**Written task:** What follows is a set of records; repeat all of them exactly.

**Supplied information:**
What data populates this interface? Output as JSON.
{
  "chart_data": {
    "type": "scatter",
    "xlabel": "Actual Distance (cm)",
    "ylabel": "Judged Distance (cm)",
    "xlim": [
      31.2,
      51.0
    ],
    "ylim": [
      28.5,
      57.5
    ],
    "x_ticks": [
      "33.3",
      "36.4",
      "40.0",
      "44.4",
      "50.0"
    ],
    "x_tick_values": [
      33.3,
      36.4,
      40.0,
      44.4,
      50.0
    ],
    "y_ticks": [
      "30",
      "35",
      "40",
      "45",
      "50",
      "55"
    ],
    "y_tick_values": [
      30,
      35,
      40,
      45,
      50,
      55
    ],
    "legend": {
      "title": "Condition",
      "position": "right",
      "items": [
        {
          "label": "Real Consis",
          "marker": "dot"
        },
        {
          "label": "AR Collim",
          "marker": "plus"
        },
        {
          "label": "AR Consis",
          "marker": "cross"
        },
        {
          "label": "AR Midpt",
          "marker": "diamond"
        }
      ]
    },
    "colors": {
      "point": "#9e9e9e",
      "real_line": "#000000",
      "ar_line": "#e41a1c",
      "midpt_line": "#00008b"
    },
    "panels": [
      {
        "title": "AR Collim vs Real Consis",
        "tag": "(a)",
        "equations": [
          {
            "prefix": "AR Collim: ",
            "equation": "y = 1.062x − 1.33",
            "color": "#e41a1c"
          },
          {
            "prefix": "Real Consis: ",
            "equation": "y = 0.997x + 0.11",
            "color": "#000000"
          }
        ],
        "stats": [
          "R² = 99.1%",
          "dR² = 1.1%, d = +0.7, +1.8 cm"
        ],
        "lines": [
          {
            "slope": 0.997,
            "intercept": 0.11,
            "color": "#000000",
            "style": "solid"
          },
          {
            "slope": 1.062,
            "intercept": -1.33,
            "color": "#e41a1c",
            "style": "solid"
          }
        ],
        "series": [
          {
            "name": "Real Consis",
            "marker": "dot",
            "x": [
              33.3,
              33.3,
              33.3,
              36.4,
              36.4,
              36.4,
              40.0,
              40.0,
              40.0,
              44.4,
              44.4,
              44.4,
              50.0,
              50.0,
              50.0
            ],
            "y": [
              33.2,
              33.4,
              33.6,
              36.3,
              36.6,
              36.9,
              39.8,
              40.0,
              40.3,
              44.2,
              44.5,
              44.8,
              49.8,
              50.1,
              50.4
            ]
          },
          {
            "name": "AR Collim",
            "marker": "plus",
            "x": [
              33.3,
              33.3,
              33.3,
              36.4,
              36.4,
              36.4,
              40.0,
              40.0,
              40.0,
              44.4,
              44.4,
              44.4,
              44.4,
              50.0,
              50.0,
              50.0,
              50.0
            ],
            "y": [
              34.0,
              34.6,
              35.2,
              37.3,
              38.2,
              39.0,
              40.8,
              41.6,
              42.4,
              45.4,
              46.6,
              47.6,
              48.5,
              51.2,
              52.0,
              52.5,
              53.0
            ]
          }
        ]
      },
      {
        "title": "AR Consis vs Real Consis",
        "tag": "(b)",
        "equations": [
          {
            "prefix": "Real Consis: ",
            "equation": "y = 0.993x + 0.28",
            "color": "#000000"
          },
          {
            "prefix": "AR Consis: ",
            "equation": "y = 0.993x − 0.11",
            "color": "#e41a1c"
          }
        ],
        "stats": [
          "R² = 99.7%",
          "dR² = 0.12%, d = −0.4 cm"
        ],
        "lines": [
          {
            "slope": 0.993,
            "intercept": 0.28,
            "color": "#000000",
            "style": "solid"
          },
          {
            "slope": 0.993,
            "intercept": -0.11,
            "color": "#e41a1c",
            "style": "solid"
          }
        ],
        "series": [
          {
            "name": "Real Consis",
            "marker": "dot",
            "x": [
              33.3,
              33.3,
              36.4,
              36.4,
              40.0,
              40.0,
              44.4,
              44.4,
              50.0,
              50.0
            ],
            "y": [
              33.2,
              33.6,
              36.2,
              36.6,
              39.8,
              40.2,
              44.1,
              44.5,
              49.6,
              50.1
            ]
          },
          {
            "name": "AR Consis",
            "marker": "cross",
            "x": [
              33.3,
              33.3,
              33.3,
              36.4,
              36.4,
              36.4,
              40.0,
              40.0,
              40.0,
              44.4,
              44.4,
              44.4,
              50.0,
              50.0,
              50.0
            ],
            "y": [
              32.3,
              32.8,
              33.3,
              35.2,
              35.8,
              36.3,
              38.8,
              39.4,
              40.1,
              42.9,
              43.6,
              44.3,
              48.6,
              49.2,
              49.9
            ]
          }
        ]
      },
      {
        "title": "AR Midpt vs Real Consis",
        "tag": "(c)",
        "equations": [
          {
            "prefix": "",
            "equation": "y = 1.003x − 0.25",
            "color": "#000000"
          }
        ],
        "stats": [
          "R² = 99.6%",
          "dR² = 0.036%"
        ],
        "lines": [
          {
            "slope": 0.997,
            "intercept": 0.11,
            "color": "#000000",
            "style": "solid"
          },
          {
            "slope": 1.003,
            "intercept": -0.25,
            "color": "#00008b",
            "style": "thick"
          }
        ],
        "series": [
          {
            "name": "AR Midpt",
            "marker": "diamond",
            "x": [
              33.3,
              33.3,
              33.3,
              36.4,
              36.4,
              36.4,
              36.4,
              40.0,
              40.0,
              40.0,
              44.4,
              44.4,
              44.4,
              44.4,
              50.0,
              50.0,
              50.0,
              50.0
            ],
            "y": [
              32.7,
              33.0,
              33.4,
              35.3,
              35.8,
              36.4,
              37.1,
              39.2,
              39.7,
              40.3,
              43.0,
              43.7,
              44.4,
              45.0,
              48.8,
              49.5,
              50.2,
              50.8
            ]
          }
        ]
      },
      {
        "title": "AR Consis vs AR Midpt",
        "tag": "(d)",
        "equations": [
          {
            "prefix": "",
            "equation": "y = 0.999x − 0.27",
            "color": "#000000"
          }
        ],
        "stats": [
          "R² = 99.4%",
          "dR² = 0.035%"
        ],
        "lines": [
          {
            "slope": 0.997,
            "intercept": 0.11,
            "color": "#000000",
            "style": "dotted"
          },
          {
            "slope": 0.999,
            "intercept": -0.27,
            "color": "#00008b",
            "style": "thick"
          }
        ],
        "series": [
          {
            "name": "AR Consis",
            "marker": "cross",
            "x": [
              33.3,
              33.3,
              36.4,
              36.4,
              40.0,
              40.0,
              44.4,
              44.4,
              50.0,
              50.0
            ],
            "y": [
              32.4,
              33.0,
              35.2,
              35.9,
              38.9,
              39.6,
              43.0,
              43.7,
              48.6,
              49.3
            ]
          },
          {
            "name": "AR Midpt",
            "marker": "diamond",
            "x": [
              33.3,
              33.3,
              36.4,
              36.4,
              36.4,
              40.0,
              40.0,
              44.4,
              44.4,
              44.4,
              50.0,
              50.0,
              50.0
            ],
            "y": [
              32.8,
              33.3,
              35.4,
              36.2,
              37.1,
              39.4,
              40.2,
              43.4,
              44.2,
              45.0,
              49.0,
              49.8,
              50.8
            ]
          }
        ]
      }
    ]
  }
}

**Solution below:**
What data populates this interface? Output as JSON.
{
  "chart_data": {
    "type": "scatter",
    "xlabel": "Actual Distance (cm)",
    "ylabel": "Judged Distance (cm)",
    "xlim": [
      31.2,
      51.0
    ],
    "ylim": [
      28.5,
      57.5
    ],
    "x_ticks": [
      "33.3",
      "36.4",
      "40.0",
      "44.4",
      "50.0"
    ],
    "x_tick_values": [
      33.3,
      36.4,
      40.0,
      44.4,
      50.0
    ],
    "y_ticks": [
      "30",
      "35",
      "40",
      "45",
      "50",
      "55"
    ],
    "y_tick_values": [
      30,
      35,
      40,
      45,
      50,
      55
    ],
    "legend": {
      "title": "Condition",
      "position": "right",
      "items": [
        {
          "label": "Real Consis",
          "marker": "dot"
        },
        {
          "label": "AR Collim",
          "marker": "plus"
        },
        {
          "label": "AR Consis",
          "marker": "cross"
        },
        {
          "label": "AR Midpt",
          "marker": "diamond"
        }
      ]
    },
    "colors": {
      "point": "#9e9e9e",
      "real_line": "#000000",
      "ar_line": "#e41a1c",
      "midpt_line": "#00008b"
    },
    "panels": [
      {
        "title": "AR Collim vs Real Consis",
        "tag": "(a)",
        "equations": [
          {
            "prefix": "AR Collim: ",
            "equation": "y = 1.062x − 1.33",
            "color": "#e41a1c"
          },
          {
            "prefix": "Real Consis: ",
            "equation": "y = 0.997x + 0.11",
            "color": "#000000"
          }
        ],
        "stats": [
          "R² = 99.1%",
          "dR² = 1.1%, d = +0.7, +1.8 cm"
        ],
        "lines": [
          {
            "slope": 0.997,
            "intercept": 0.11,
            "color": "#000000",
            "style": "solid"
          },
          {
            "slope": 1.062,
            "intercept": -1.33,
            "color": "#e41a1c",
            "style": "solid"
          }
        ],
        "series": [
          {
            "name": "Real Consis",
            "marker": "dot",
            "x": [
              33.3,
              33.3,
              33.3,
              36.4,
              36.4,
              36.4,
              40.0,
              40.0,
              40.0,
              44.4,
              44.4,
              44.4,
              50.0,
              50.0,
              50.0
            ],
            "y": [
              33.2,
              33.4,
              33.6,
              36.3,
              36.6,
              36.9,
              39.8,
              40.0,
              40.3,
              44.2,
              44.5,
              44.8,
              49.8,
              50.1,
              50.4
            ]
          },
          {
            "name": "AR Collim",
            "marker": "plus",
            "x": [
              33.3,
              33.3,
              33.3,
              36.4,
              36.4,
              36.4,
              40.0,
              40.0,
              40.0,
              44.4,
              44.4,
              44.4,
              44.4,
              50.0,
              50.0,
              50.0,
              50.0
            ],
            "y": [
              34.0,
              34.6,
              35.2,
              37.3,
              38.2,
              39.0,
              40.8,
              41.6,
              42.4,
              45.4,
              46.6,
              47.6,
              48.5,
              51.2,
              52.0,
              52.5,
              53.0
            ]
          }
        ]
      },
      {
        "title": "AR Consis vs Real Consis",
        "tag": "(b)",
        "equations": [
          {
            "prefix": "Real Consis: ",
            "equation": "y = 0.993x + 0.28",
            "color": "#000000"
          },
          {
            "prefix": "AR Consis: ",
            "equation": "y = 0.993x − 0.11",
            "color": "#e41a1c"
          }
        ],
        "stats": [
          "R² = 99.7%",
          "dR² = 0.12%, d = −0.4 cm"
        ],
        "lines": [
          {
            "slope": 0.993,
            "intercept": 0.28,
            "color": "#000000",
            "style": "solid"
          },
          {
            "slope": 0.993,
            "intercept": -0.11,
            "color": "#e41a1c",
            "style": "solid"
          }
        ],
        "series": [
          {
            "name": "Real Consis",
            "marker": "dot",
            "x": [
              33.3,
              33.3,
              36.4,
              36.4,
              40.0,
              40.0,
              44.4,
              44.4,
              50.0,
              50.0
            ],
            "y": [
              33.2,
              33.6,
              36.2,
              36.6,
              39.8,
              40.2,
              44.1,
              44.5,
              49.6,
              50.1
            ]
          },
          {
            "name": "AR Consis",
            "marker": "cross",
            "x": [
              33.3,
              33.3,
              33.3,
              36.4,
              36.4,
              36.4,
              40.0,
              40.0,
              40.0,
              44.4,
              44.4,
              44.4,
              50.0,
              50.0,
              50.0
            ],
            "y": [
              32.3,
              32.8,
              33.3,
              35.2,
              35.8,
              36.3,
              38.8,
              39.4,
              40.1,
              42.9,
              43.6,
              44.3,
              48.6,
              49.2,
              49.9
            ]
          }
        ]
      },
      {
        "title": "AR Midpt vs Real Consis",
        "tag": "(c)",
        "equations": [
          {
            "prefix": "",
            "equation": "y = 1.003x − 0.25",
            "color": "#000000"
          }
        ],
        "stats": [
          "R² = 99.6%",
          "dR² = 0.036%"
        ],
        "lines": [
          {
            "slope": 0.997,
            "intercept": 0.11,
            "color": "#000000",
            "style": "solid"
          },
          {
            "slope": 1.003,
            "intercept": -0.25,
            "color": "#00008b",
            "style": "thick"
          }
        ],
        "series": [
          {
            "name": "AR Midpt",
            "marker": "diamond",
            "x": [
              33.3,
              33.3,
              33.3,
              36.4,
              36.4,
              36.4,
              36.4,
              40.0,
              40.0,
              40.0,
              44.4,
              44.4,
              44.4,
              44.4,
              50.0,
              50.0,
              50.0,
              50.0
            ],
            "y": [
              32.7,
              33.0,
              33.4,
              35.3,
              35.8,
              36.4,
              37.1,
              39.2,
              39.7,
              40.3,
              43.0,
              43.7,
              44.4,
              45.0,
              48.8,
              49.5,
              50.2,
              50.8
            ]
          }
        ]
      },
      {
        "title": "AR Consis vs AR Midpt",
        "tag": "(d)",
        "equations": [
          {
            "prefix": "",
            "equation": "y = 0.999x − 0.27",
            "color": "#000000"
          }
        ],
        "stats": [
          "R² = 99.4%",
          "dR² = 0.035%"
        ],
        "lines": [
          {
            "slope": 0.997,
            "intercept": 0.11,
            "color": "#000000",
            "style": "dotted"
          },
          {
            "slope": 0.999,
            "intercept": -0.27,
            "color": "#00008b",
            "style": "thick"
          }
        ],
        "series": [
          {
            "name": "AR Consis",
            "marker": "cross",
            "x": [
              33.3,
              33.3,
              36.4,
              36.4,
              40.0,
              40.0,
              44.4,
              44.4,
              50.0,
              50.0
            ],
            "y": [
              32.4,
              33.0,
              35.2,
              35.9,
              38.9,
              39.6,
              43.0,
              43.7,
              48.6,
              49.3
            ]
          },
          {
            "name": "AR Midpt",
            "marker": "diamond",
            "x": [
              33.3,
              33.3,
              36.4,
              36.4,
              36.4,
              40.0,
              40.0,
              44.4,
              44.4,
              44.4,
              50.0,
              50.0,
              50.0
            ],
            "y": [
              32.8,
              33.3,
              35.4,
              36.2,
              37.1,
              39.4,
              40.2,
              43.4,
              44.2,
              45.0,
              49.0,
              49.8,
              50.8
            ]
          }
        ]
      }
    ]
  }
}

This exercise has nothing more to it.